--- begin Information supplied ---
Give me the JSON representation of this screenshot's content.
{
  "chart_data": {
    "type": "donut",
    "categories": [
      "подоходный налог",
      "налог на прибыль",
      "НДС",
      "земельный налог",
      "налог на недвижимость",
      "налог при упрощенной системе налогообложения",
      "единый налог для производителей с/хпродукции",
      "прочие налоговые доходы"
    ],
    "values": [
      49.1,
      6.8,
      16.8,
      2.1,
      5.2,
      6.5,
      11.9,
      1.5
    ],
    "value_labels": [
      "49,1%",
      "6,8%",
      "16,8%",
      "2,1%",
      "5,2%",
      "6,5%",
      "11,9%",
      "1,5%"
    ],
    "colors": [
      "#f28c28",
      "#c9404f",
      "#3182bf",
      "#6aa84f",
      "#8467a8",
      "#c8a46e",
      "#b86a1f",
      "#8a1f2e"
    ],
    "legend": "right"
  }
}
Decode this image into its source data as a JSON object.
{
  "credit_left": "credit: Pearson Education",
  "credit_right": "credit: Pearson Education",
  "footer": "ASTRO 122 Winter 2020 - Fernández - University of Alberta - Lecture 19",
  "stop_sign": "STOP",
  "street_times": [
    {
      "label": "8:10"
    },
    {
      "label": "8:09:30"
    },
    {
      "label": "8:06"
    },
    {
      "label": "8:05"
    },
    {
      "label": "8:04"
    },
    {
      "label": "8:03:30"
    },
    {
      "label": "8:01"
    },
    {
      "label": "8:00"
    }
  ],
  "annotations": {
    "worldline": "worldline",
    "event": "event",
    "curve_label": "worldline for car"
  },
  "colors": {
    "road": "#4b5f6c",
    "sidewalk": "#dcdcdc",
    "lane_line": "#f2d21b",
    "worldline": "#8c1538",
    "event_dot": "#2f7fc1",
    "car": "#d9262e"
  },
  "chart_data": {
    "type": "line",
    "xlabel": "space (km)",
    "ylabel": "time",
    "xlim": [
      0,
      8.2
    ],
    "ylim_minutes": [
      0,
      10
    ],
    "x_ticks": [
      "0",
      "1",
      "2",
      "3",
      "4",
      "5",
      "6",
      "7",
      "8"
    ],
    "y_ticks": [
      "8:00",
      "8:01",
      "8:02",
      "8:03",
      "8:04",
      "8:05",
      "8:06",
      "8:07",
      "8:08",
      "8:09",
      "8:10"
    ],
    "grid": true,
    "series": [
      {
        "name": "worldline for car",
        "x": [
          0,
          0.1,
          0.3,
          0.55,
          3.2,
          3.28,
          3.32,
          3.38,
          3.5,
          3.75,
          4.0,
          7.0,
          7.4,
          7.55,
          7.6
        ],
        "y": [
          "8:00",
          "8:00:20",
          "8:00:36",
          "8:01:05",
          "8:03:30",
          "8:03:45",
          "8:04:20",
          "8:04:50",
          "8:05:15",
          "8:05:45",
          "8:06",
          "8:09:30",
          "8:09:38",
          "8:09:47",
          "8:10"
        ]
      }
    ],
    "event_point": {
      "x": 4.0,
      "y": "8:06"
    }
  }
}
--- end Information supplied ---
### What you should do
Select all lines in the listing above where the word "Education" appears, and show them.

### Task solution
  "credit_left": "credit: Pearson Education",
  "credit_right": "credit: Pearson Education",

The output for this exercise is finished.